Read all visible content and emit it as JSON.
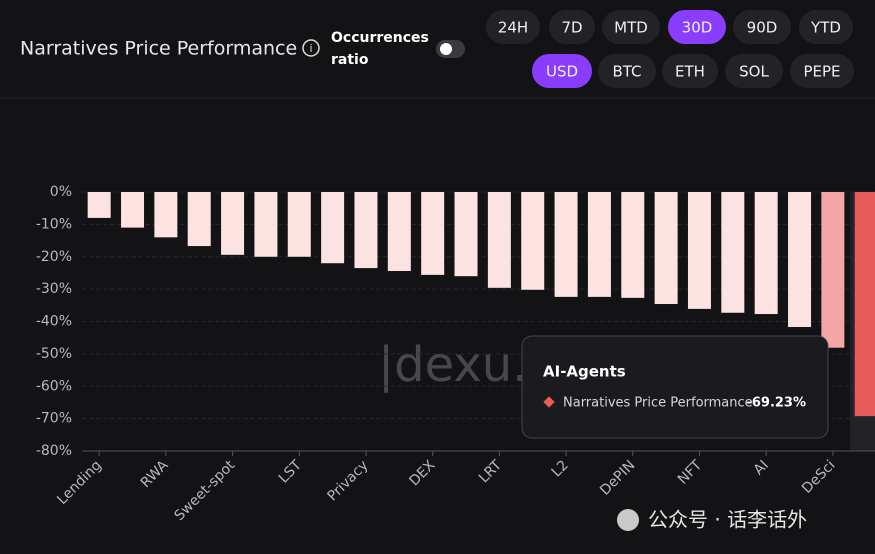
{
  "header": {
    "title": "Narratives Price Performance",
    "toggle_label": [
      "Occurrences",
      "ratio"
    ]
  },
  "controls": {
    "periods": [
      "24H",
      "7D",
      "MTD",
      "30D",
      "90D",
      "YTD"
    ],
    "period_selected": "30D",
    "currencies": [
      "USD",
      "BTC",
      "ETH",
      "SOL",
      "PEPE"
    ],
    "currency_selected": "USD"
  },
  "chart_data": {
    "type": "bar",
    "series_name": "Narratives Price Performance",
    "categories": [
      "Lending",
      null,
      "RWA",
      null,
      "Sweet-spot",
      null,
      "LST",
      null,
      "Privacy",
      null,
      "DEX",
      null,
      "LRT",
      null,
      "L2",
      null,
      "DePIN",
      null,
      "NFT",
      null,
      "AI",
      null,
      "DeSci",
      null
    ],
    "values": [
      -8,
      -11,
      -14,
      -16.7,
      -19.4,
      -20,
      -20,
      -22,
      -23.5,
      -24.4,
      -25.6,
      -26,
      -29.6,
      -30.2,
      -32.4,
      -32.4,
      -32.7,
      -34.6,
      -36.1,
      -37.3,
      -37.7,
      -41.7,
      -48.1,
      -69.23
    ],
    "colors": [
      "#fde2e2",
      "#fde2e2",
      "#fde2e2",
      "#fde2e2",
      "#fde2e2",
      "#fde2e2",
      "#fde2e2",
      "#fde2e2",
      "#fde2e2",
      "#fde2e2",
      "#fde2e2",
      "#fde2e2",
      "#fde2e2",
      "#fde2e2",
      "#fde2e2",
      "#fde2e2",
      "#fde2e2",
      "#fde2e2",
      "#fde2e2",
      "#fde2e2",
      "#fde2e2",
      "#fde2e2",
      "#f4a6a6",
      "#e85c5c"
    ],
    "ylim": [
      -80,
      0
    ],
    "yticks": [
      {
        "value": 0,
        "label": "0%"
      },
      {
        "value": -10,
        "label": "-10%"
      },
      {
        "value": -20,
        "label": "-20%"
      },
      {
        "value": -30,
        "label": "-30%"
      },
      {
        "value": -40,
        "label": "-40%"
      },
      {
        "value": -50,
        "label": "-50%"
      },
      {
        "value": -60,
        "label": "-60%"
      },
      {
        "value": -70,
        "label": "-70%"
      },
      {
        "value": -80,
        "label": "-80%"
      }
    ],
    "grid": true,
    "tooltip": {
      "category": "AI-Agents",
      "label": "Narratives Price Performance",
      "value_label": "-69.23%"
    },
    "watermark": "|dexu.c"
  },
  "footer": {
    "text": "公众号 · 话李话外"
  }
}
* * *
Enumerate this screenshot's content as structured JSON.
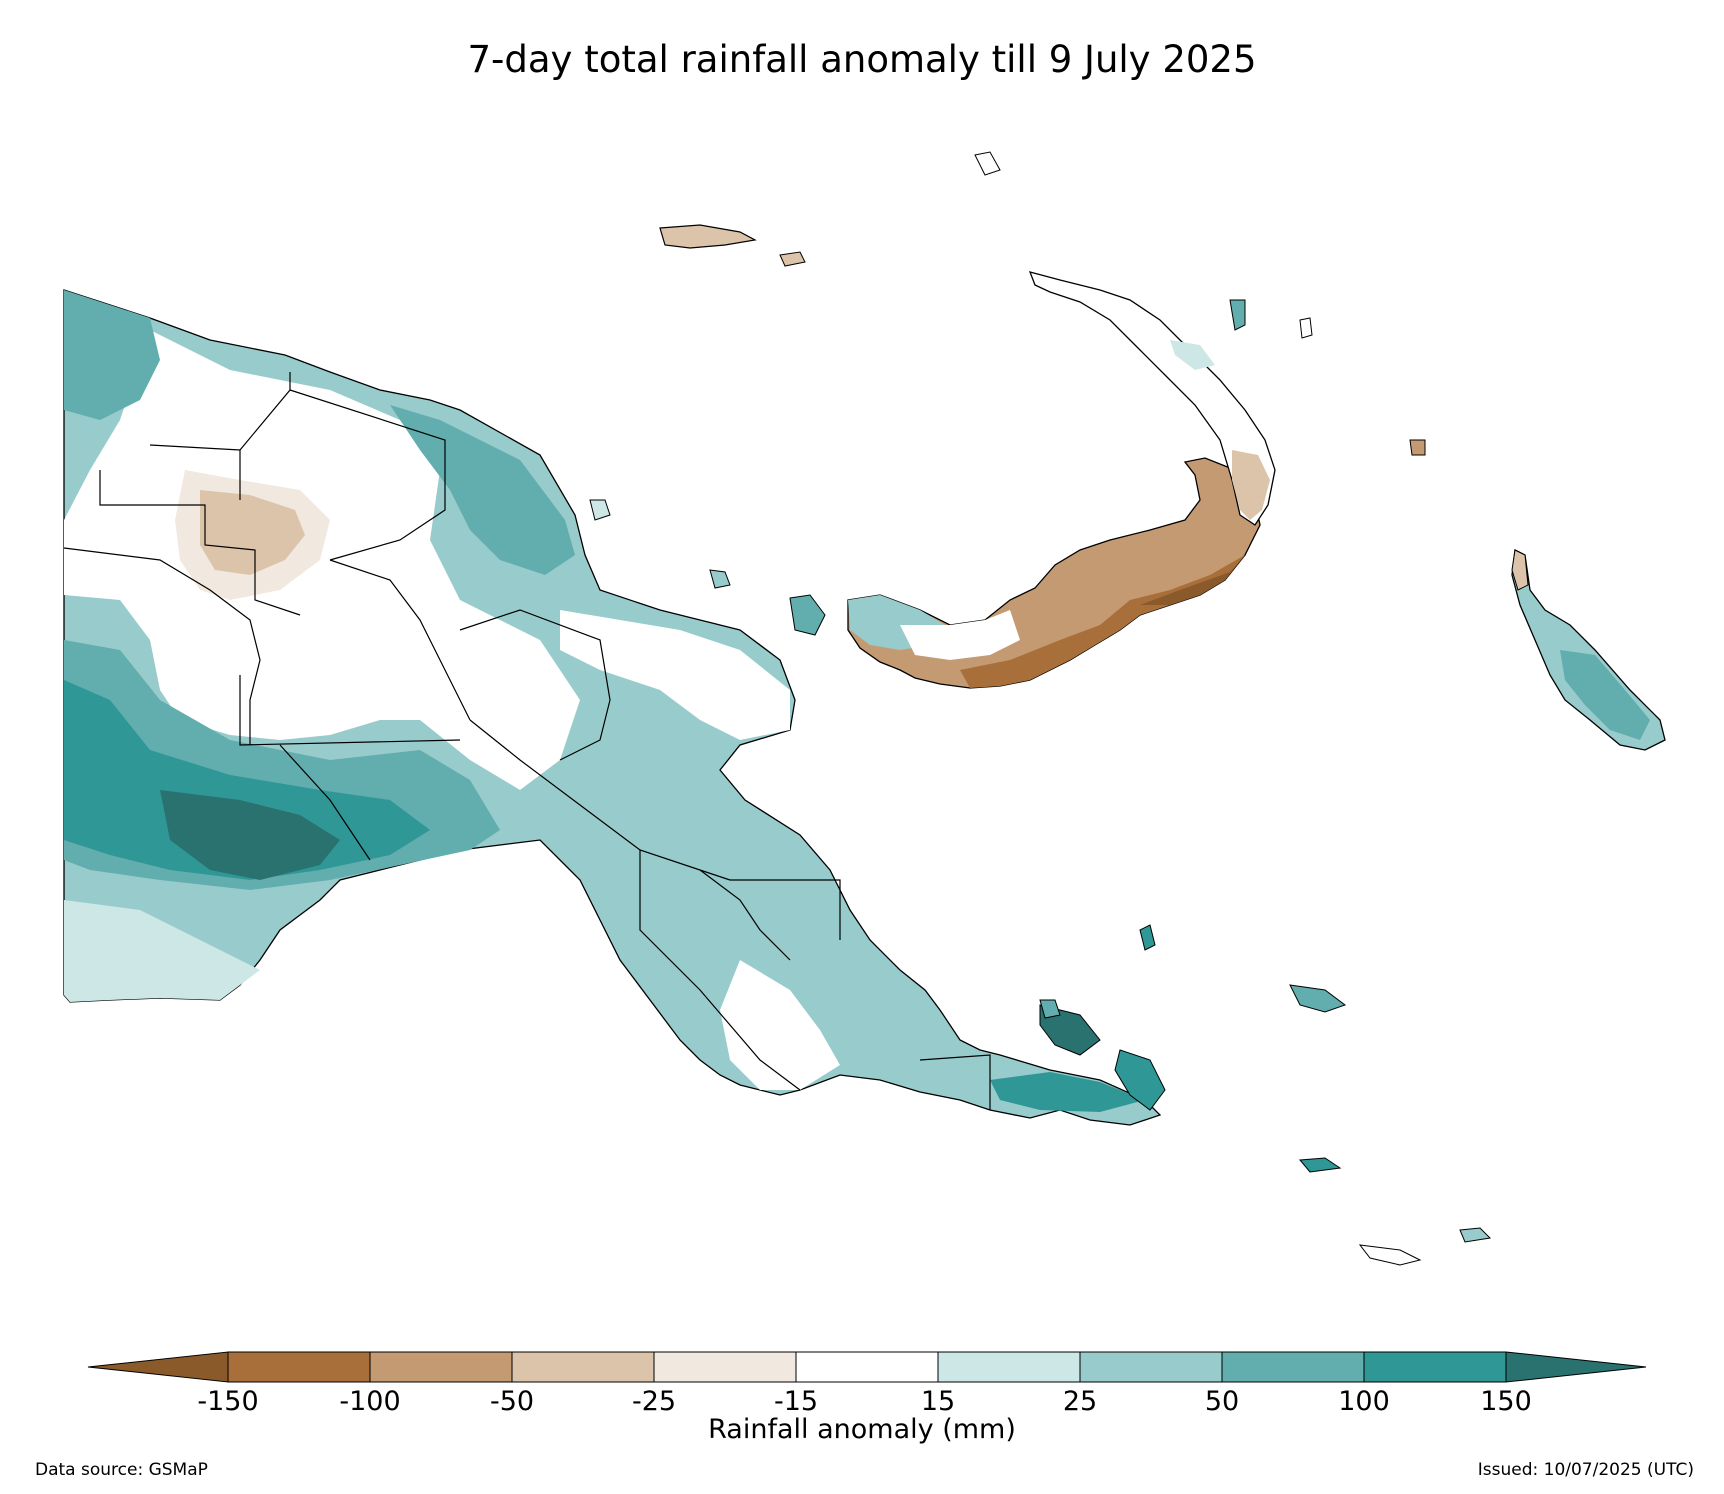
...
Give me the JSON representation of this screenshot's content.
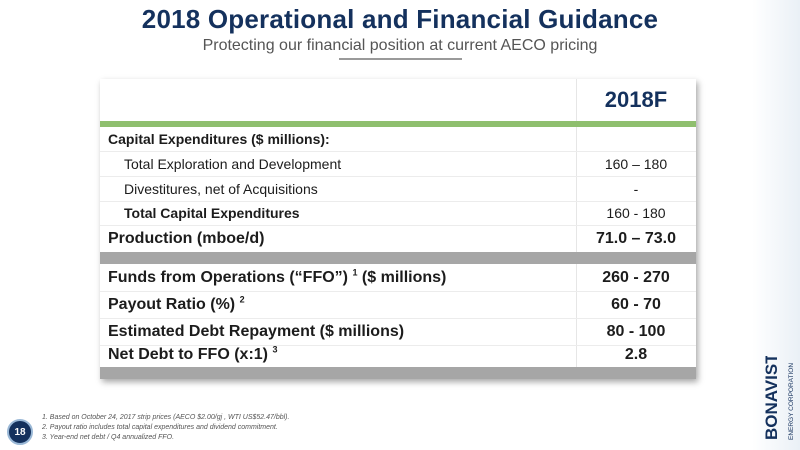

» Work to be completed
Collect every line with the string "screenshot" from the records, and copy each.

» Finished exercise
Enumerate this screenshot's content as structured JSON.
Give me the JSON representation of this screenshot's content.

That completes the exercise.